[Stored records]
--- start ---

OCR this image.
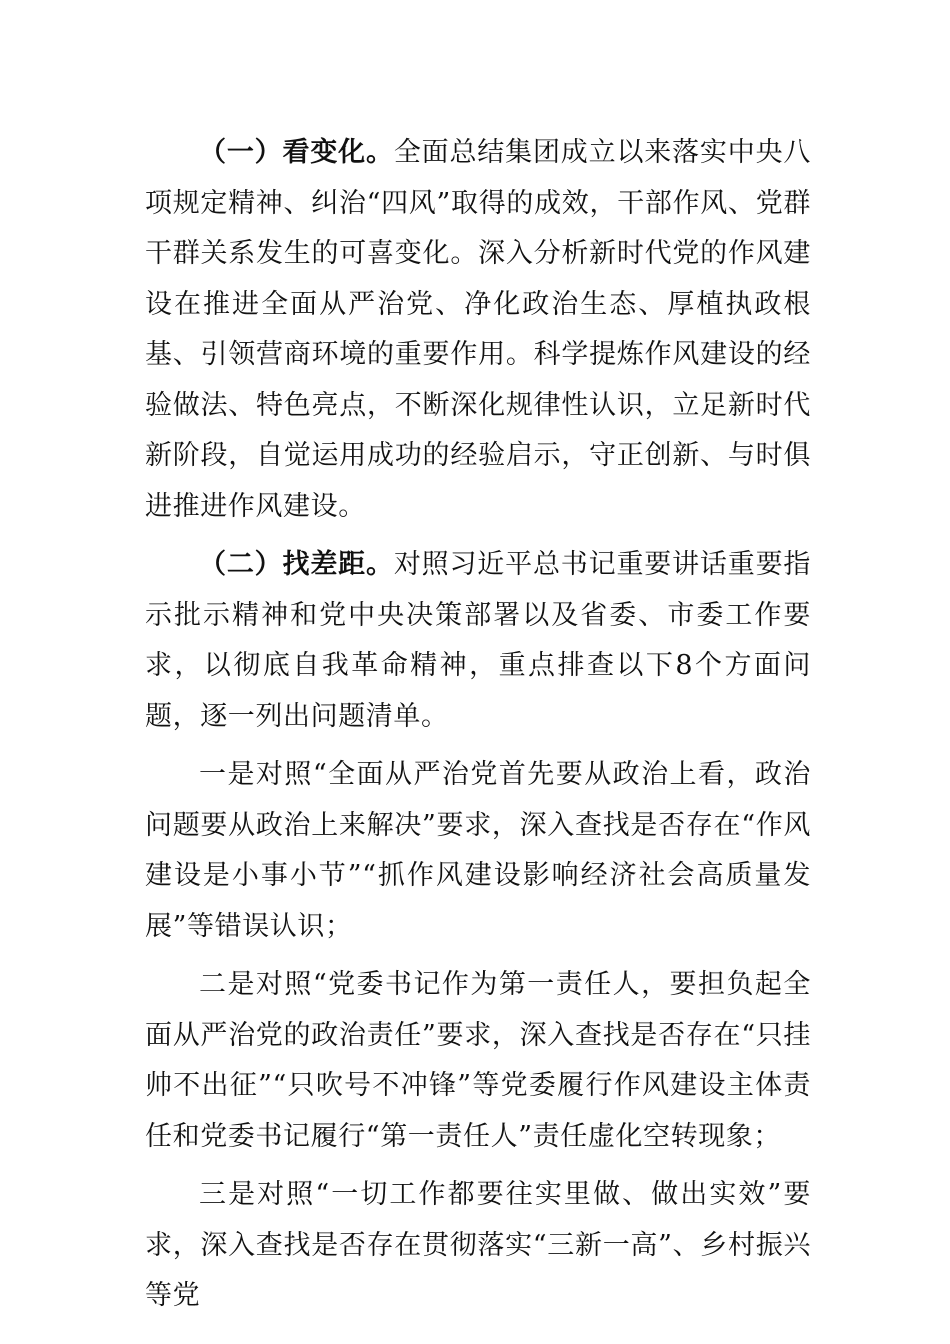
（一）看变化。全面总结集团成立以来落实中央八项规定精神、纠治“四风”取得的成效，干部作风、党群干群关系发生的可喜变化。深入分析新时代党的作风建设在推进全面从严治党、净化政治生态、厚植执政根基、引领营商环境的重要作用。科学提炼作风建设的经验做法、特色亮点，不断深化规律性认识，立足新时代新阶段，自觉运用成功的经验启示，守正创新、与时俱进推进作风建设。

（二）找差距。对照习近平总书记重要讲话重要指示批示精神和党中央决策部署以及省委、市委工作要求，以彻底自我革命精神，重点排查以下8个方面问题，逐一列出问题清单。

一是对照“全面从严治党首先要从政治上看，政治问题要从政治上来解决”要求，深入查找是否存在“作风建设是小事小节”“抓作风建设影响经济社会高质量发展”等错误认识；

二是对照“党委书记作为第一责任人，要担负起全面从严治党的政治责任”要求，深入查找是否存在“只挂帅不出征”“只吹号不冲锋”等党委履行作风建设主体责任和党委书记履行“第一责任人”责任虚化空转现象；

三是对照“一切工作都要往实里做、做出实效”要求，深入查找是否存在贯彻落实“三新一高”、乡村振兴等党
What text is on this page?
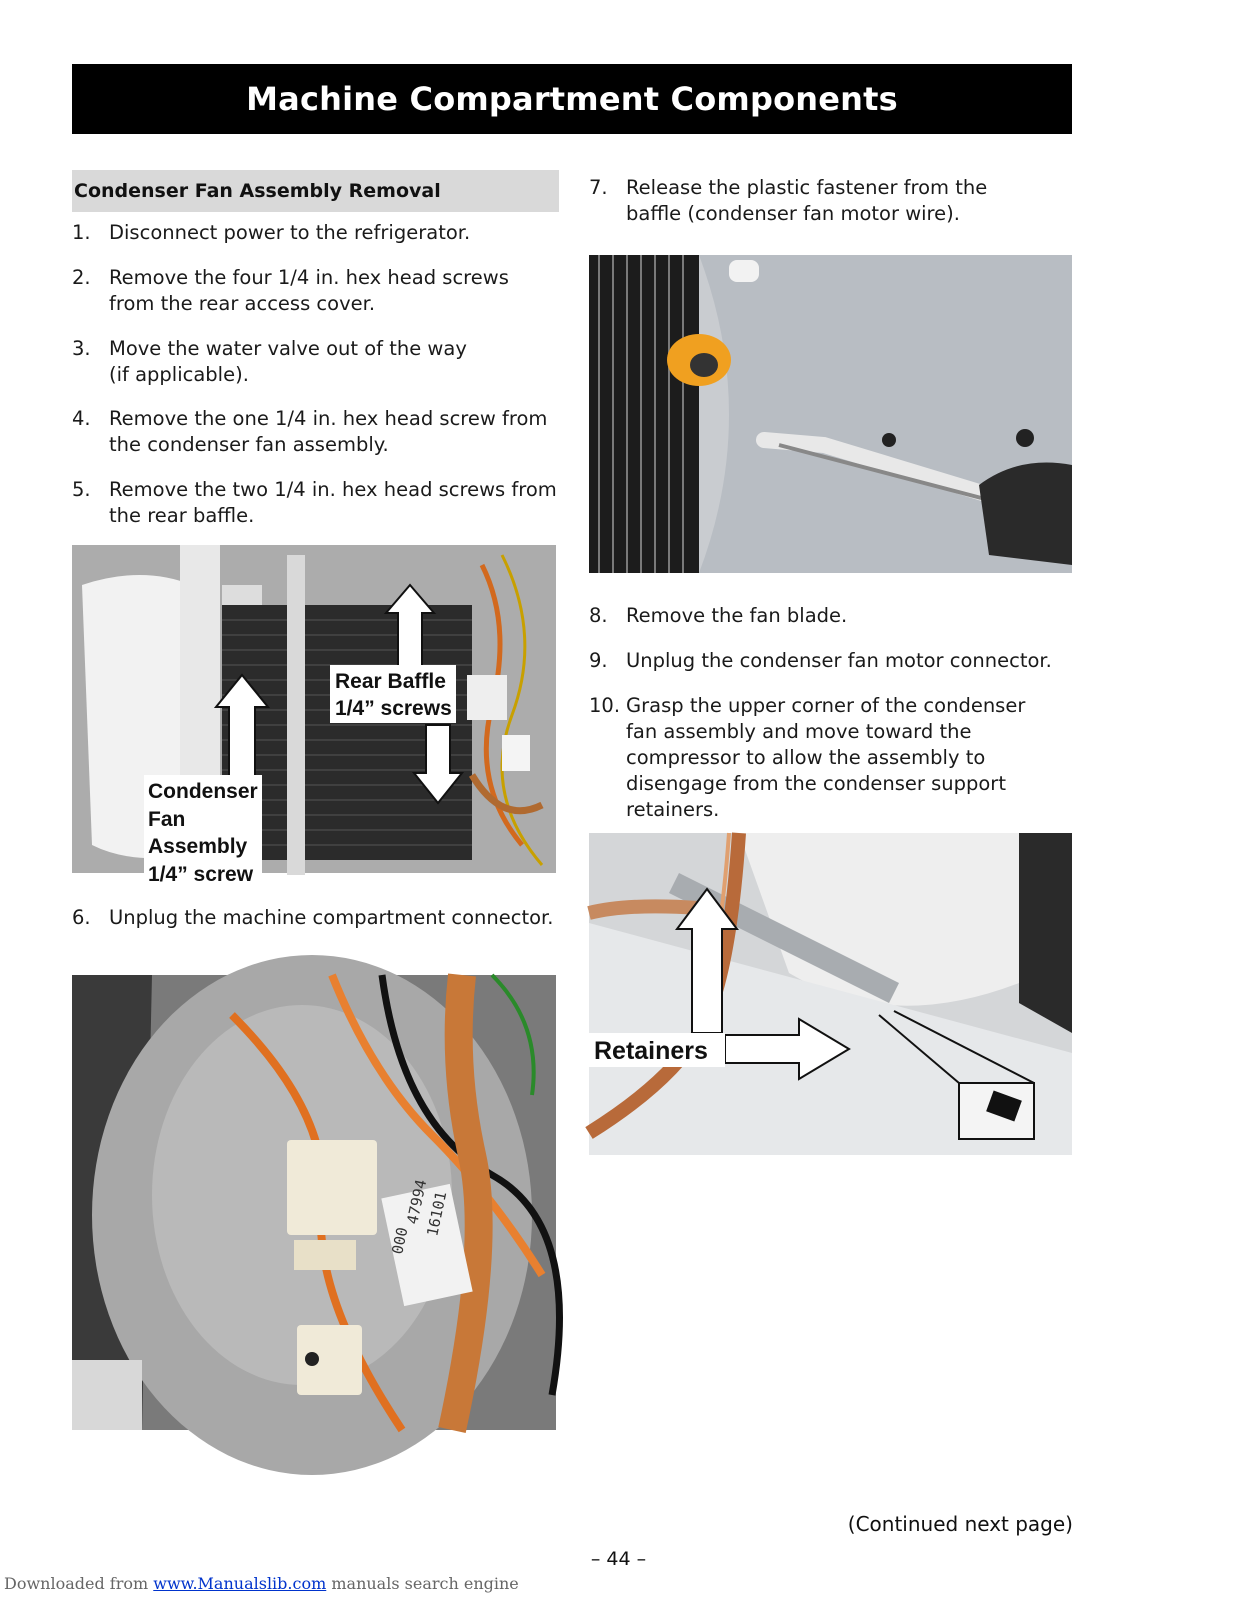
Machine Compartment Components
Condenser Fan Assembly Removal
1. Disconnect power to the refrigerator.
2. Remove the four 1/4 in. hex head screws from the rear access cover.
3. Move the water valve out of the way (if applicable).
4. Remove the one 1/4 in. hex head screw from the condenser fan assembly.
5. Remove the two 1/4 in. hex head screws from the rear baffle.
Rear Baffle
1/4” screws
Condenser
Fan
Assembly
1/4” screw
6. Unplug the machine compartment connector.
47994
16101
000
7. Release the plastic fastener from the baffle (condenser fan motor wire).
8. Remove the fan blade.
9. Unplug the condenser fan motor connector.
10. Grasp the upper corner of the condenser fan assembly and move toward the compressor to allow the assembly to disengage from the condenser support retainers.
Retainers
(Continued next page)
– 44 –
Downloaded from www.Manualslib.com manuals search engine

--- end ---

▶ DESCRIPTION OF THE TASK: Transcribe the material exactly, and leave out whatever pictures it holds.

▶ SOLVED PROBLEM:
OCR this image.
（一）看变化。全面总结集团成立以来落实中央八项规定精神、纠治“四风”取得的成效，干部作风、党群干群关系发生的可喜变化。深入分析新时代党的作风建设在推进全面从严治党、净化政治生态、厚植执政根基、引领营商环境的重要作用。科学提炼作风建设的经验做法、特色亮点，不断深化规律性认识，立足新时代新阶段，自觉运用成功的经验启示，守正创新、与时俱进推进作风建设。

（二）找差距。对照习近平总书记重要讲话重要指示批示精神和党中央决策部署以及省委、市委工作要求，以彻底自我革命精神，重点排查以下8个方面问题，逐一列出问题清单。

一是对照“全面从严治党首先要从政治上看，政治问题要从政治上来解决”要求，深入查找是否存在“作风建设是小事小节”“抓作风建设影响经济社会高质量发展”等错误认识；

二是对照“党委书记作为第一责任人，要担负起全面从严治党的政治责任”要求，深入查找是否存在“只挂帅不出征”“只吹号不冲锋”等党委履行作风建设主体责任和党委书记履行“第一责任人”责任虚化空转现象；

三是对照“一切工作都要往实里做、做出实效”要求，深入查找是否存在贯彻落实“三新一高”、乡村振兴等党
What text is on this page?
Machine Compartment Components
Condenser Fan Assembly Removal
1. Disconnect power to the refrigerator.
2. Remove the four 1/4 in. hex head screws from the rear access cover.
3. Move the water valve out of the way (if applicable).
4. Remove the one 1/4 in. hex head screw from the condenser fan assembly.
5. Remove the two 1/4 in. hex head screws from the rear baffle.
Rear Baffle
1/4” screws
Condenser
Fan
Assembly
1/4” screw
6. Unplug the machine compartment connector.
47994
16101
000
7. Release the plastic fastener from the baffle (condenser fan motor wire).
8. Remove the fan blade.
9. Unplug the condenser fan motor connector.
10. Grasp the upper corner of the condenser fan assembly and move toward the compressor to allow the assembly to disengage from the condenser support retainers.
Retainers
(Continued next page)
– 44 –
Downloaded from www.Manualslib.com manuals search engine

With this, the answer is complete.